===== Excerpted data
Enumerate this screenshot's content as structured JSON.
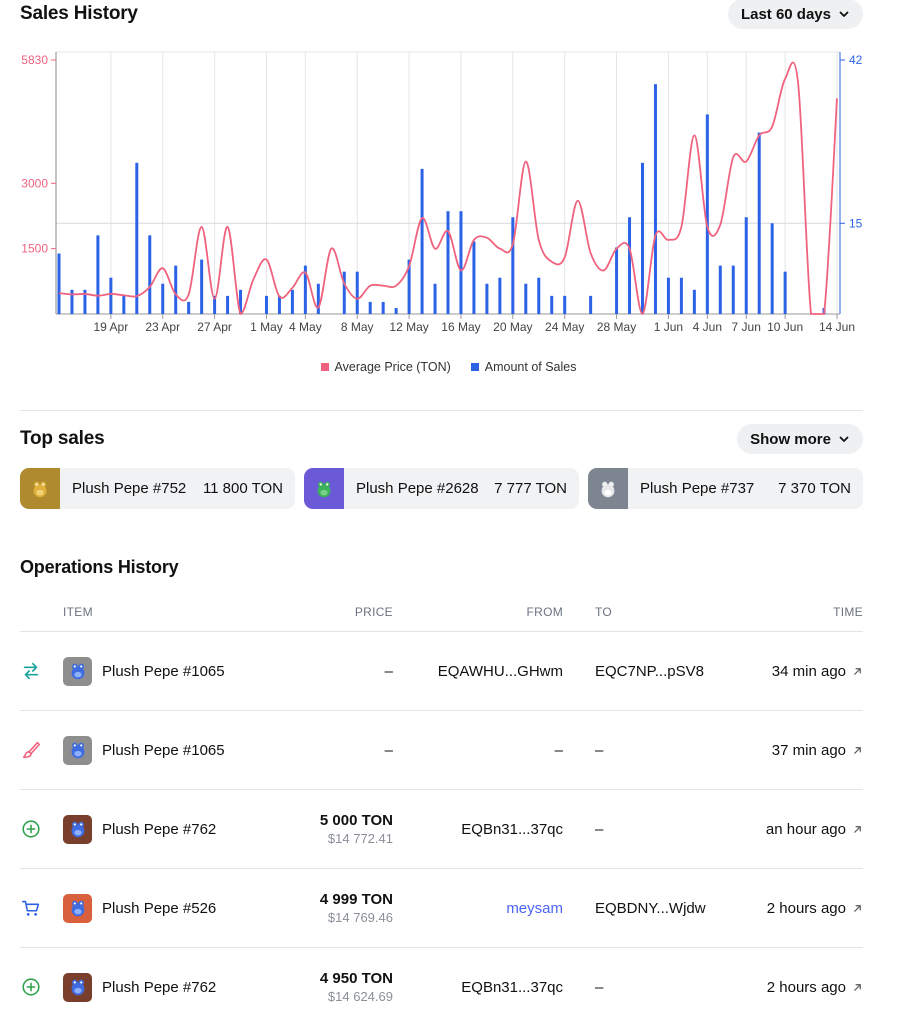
{
  "sales_history": {
    "title": "Sales History",
    "range_button": "Last 60 days",
    "legend": {
      "price": "Average Price (TON)",
      "sales": "Amount of Sales"
    }
  },
  "colors": {
    "price_line": "#f0637f",
    "sales_bar": "#2c63e6",
    "accent_link": "#4a64f6",
    "green": "#2fa24a",
    "teal": "#1ba39c"
  },
  "chart_data": {
    "type": "bar+line",
    "x_ticks": [
      "19 Apr",
      "23 Apr",
      "27 Apr",
      "1 May",
      "4 May",
      "8 May",
      "12 May",
      "16 May",
      "20 May",
      "24 May",
      "28 May",
      "1 Jun",
      "4 Jun",
      "7 Jun",
      "10 Jun",
      "14 Jun"
    ],
    "left_axis_ticks": [
      "5830",
      "3000",
      "1500"
    ],
    "right_axis_ticks": [
      "42",
      "15"
    ],
    "left_ylim": [
      0,
      5830
    ],
    "right_ylim": [
      0,
      42
    ],
    "days": [
      "15 Apr",
      "16 Apr",
      "17 Apr",
      "18 Apr",
      "19 Apr",
      "20 Apr",
      "21 Apr",
      "22 Apr",
      "23 Apr",
      "24 Apr",
      "25 Apr",
      "26 Apr",
      "27 Apr",
      "28 Apr",
      "29 Apr",
      "30 Apr",
      "1 May",
      "2 May",
      "3 May",
      "4 May",
      "5 May",
      "6 May",
      "7 May",
      "8 May",
      "9 May",
      "10 May",
      "11 May",
      "12 May",
      "13 May",
      "14 May",
      "15 May",
      "16 May",
      "17 May",
      "18 May",
      "19 May",
      "20 May",
      "21 May",
      "22 May",
      "23 May",
      "24 May",
      "25 May",
      "26 May",
      "27 May",
      "28 May",
      "29 May",
      "30 May",
      "31 May",
      "1 Jun",
      "2 Jun",
      "3 Jun",
      "4 Jun",
      "5 Jun",
      "6 Jun",
      "7 Jun",
      "8 Jun",
      "9 Jun",
      "10 Jun",
      "11 Jun",
      "12 Jun",
      "13 Jun",
      "14 Jun"
    ],
    "series": [
      {
        "name": "Average Price (TON)",
        "axis": "left",
        "values": [
          480,
          450,
          460,
          420,
          460,
          430,
          410,
          620,
          1050,
          450,
          450,
          2000,
          350,
          2000,
          0,
          800,
          1250,
          400,
          600,
          950,
          150,
          1500,
          700,
          350,
          650,
          650,
          650,
          1100,
          2200,
          1500,
          1900,
          1000,
          1700,
          1750,
          1500,
          1600,
          3500,
          1700,
          1200,
          1300,
          2600,
          1400,
          1000,
          1500,
          1500,
          0,
          1800,
          1700,
          2000,
          4100,
          2000,
          2050,
          3600,
          3500,
          4100,
          4300,
          5400,
          5300,
          0,
          0,
          4950
        ]
      },
      {
        "name": "Amount of Sales",
        "axis": "right",
        "values": [
          10,
          4,
          4,
          13,
          6,
          3,
          25,
          13,
          5,
          8,
          2,
          9,
          3,
          3,
          4,
          0,
          3,
          3,
          4,
          8,
          5,
          0,
          7,
          7,
          2,
          2,
          1,
          9,
          24,
          5,
          17,
          17,
          12,
          5,
          6,
          16,
          5,
          6,
          3,
          3,
          0,
          3,
          0,
          11,
          16,
          25,
          38,
          6,
          6,
          4,
          33,
          8,
          8,
          16,
          30,
          15,
          7,
          0,
          0,
          1,
          0
        ]
      }
    ]
  },
  "top_sales": {
    "title": "Top sales",
    "show_more": "Show more",
    "items": [
      {
        "name": "Plush Pepe #752",
        "price": "11 800 TON",
        "bg": "#b08a2e",
        "icon": "gold-pepe-icon"
      },
      {
        "name": "Plush Pepe #2628",
        "price": "7 777 TON",
        "bg": "#6b5ad8",
        "icon": "green-pepe-icon"
      },
      {
        "name": "Plush Pepe #737",
        "price": "7 370 TON",
        "bg": "#7d8591",
        "icon": "white-pepe-icon"
      }
    ]
  },
  "operations": {
    "title": "Operations History",
    "headers": {
      "item": "ITEM",
      "price": "PRICE",
      "from": "FROM",
      "to": "TO",
      "time": "TIME"
    },
    "rows": [
      {
        "type": "transfer-icon",
        "item": "Plush Pepe #1065",
        "thumb_bg": "#8e8e8e",
        "price": "–",
        "price_usd": "",
        "from": "EQAWHU...GHwm",
        "to": "EQC7NP...pSV8",
        "time": "34 min ago"
      },
      {
        "type": "mint-brush-icon",
        "item": "Plush Pepe #1065",
        "thumb_bg": "#8e8e8e",
        "price": "–",
        "price_usd": "",
        "from": "–",
        "to": "–",
        "time": "37 min ago"
      },
      {
        "type": "add-circle-icon",
        "item": "Plush Pepe #762",
        "thumb_bg": "#7a3f2c",
        "price": "5 000 TON",
        "price_usd": "$14 772.41",
        "from": "EQBn31...37qc",
        "to": "–",
        "time": "an hour ago"
      },
      {
        "type": "cart-icon",
        "item": "Plush Pepe #526",
        "thumb_bg": "#d9603c",
        "price": "4 999 TON",
        "price_usd": "$14 769.46",
        "from": "meysam",
        "to": "EQBDNY...Wjdw",
        "time": "2 hours ago"
      },
      {
        "type": "add-circle-icon",
        "item": "Plush Pepe #762",
        "thumb_bg": "#7a3f2c",
        "price": "4 950 TON",
        "price_usd": "$14 624.69",
        "from": "EQBn31...37qc",
        "to": "–",
        "time": "2 hours ago"
      }
    ]
  }
}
==========
### [Direction]
Pictures stay out of the copy; please restate every record above exactly.

### [Final result]
Enumerate this screenshot's content as structured JSON.
{
  "sales_history": {
    "title": "Sales History",
    "range_button": "Last 60 days",
    "legend": {
      "price": "Average Price (TON)",
      "sales": "Amount of Sales"
    }
  },
  "colors": {
    "price_line": "#f0637f",
    "sales_bar": "#2c63e6",
    "accent_link": "#4a64f6",
    "green": "#2fa24a",
    "teal": "#1ba39c"
  },
  "chart_data": {
    "type": "bar+line",
    "x_ticks": [
      "19 Apr",
      "23 Apr",
      "27 Apr",
      "1 May",
      "4 May",
      "8 May",
      "12 May",
      "16 May",
      "20 May",
      "24 May",
      "28 May",
      "1 Jun",
      "4 Jun",
      "7 Jun",
      "10 Jun",
      "14 Jun"
    ],
    "left_axis_ticks": [
      "5830",
      "3000",
      "1500"
    ],
    "right_axis_ticks": [
      "42",
      "15"
    ],
    "left_ylim": [
      0,
      5830
    ],
    "right_ylim": [
      0,
      42
    ],
    "days": [
      "15 Apr",
      "16 Apr",
      "17 Apr",
      "18 Apr",
      "19 Apr",
      "20 Apr",
      "21 Apr",
      "22 Apr",
      "23 Apr",
      "24 Apr",
      "25 Apr",
      "26 Apr",
      "27 Apr",
      "28 Apr",
      "29 Apr",
      "30 Apr",
      "1 May",
      "2 May",
      "3 May",
      "4 May",
      "5 May",
      "6 May",
      "7 May",
      "8 May",
      "9 May",
      "10 May",
      "11 May",
      "12 May",
      "13 May",
      "14 May",
      "15 May",
      "16 May",
      "17 May",
      "18 May",
      "19 May",
      "20 May",
      "21 May",
      "22 May",
      "23 May",
      "24 May",
      "25 May",
      "26 May",
      "27 May",
      "28 May",
      "29 May",
      "30 May",
      "31 May",
      "1 Jun",
      "2 Jun",
      "3 Jun",
      "4 Jun",
      "5 Jun",
      "6 Jun",
      "7 Jun",
      "8 Jun",
      "9 Jun",
      "10 Jun",
      "11 Jun",
      "12 Jun",
      "13 Jun",
      "14 Jun"
    ],
    "series": [
      {
        "name": "Average Price (TON)",
        "axis": "left",
        "values": [
          480,
          450,
          460,
          420,
          460,
          430,
          410,
          620,
          1050,
          450,
          450,
          2000,
          350,
          2000,
          0,
          800,
          1250,
          400,
          600,
          950,
          150,
          1500,
          700,
          350,
          650,
          650,
          650,
          1100,
          2200,
          1500,
          1900,
          1000,
          1700,
          1750,
          1500,
          1600,
          3500,
          1700,
          1200,
          1300,
          2600,
          1400,
          1000,
          1500,
          1500,
          0,
          1800,
          1700,
          2000,
          4100,
          2000,
          2050,
          3600,
          3500,
          4100,
          4300,
          5400,
          5300,
          0,
          0,
          4950
        ]
      },
      {
        "name": "Amount of Sales",
        "axis": "right",
        "values": [
          10,
          4,
          4,
          13,
          6,
          3,
          25,
          13,
          5,
          8,
          2,
          9,
          3,
          3,
          4,
          0,
          3,
          3,
          4,
          8,
          5,
          0,
          7,
          7,
          2,
          2,
          1,
          9,
          24,
          5,
          17,
          17,
          12,
          5,
          6,
          16,
          5,
          6,
          3,
          3,
          0,
          3,
          0,
          11,
          16,
          25,
          38,
          6,
          6,
          4,
          33,
          8,
          8,
          16,
          30,
          15,
          7,
          0,
          0,
          1,
          0
        ]
      }
    ]
  },
  "top_sales": {
    "title": "Top sales",
    "show_more": "Show more",
    "items": [
      {
        "name": "Plush Pepe #752",
        "price": "11 800 TON",
        "bg": "#b08a2e",
        "icon": "gold-pepe-icon"
      },
      {
        "name": "Plush Pepe #2628",
        "price": "7 777 TON",
        "bg": "#6b5ad8",
        "icon": "green-pepe-icon"
      },
      {
        "name": "Plush Pepe #737",
        "price": "7 370 TON",
        "bg": "#7d8591",
        "icon": "white-pepe-icon"
      }
    ]
  },
  "operations": {
    "title": "Operations History",
    "headers": {
      "item": "ITEM",
      "price": "PRICE",
      "from": "FROM",
      "to": "TO",
      "time": "TIME"
    },
    "rows": [
      {
        "type": "transfer-icon",
        "item": "Plush Pepe #1065",
        "thumb_bg": "#8e8e8e",
        "price": "–",
        "price_usd": "",
        "from": "EQAWHU...GHwm",
        "to": "EQC7NP...pSV8",
        "time": "34 min ago"
      },
      {
        "type": "mint-brush-icon",
        "item": "Plush Pepe #1065",
        "thumb_bg": "#8e8e8e",
        "price": "–",
        "price_usd": "",
        "from": "–",
        "to": "–",
        "time": "37 min ago"
      },
      {
        "type": "add-circle-icon",
        "item": "Plush Pepe #762",
        "thumb_bg": "#7a3f2c",
        "price": "5 000 TON",
        "price_usd": "$14 772.41",
        "from": "EQBn31...37qc",
        "to": "–",
        "time": "an hour ago"
      },
      {
        "type": "cart-icon",
        "item": "Plush Pepe #526",
        "thumb_bg": "#d9603c",
        "price": "4 999 TON",
        "price_usd": "$14 769.46",
        "from": "meysam",
        "to": "EQBDNY...Wjdw",
        "time": "2 hours ago"
      },
      {
        "type": "add-circle-icon",
        "item": "Plush Pepe #762",
        "thumb_bg": "#7a3f2c",
        "price": "4 950 TON",
        "price_usd": "$14 624.69",
        "from": "EQBn31...37qc",
        "to": "–",
        "time": "2 hours ago"
      }
    ]
  }
}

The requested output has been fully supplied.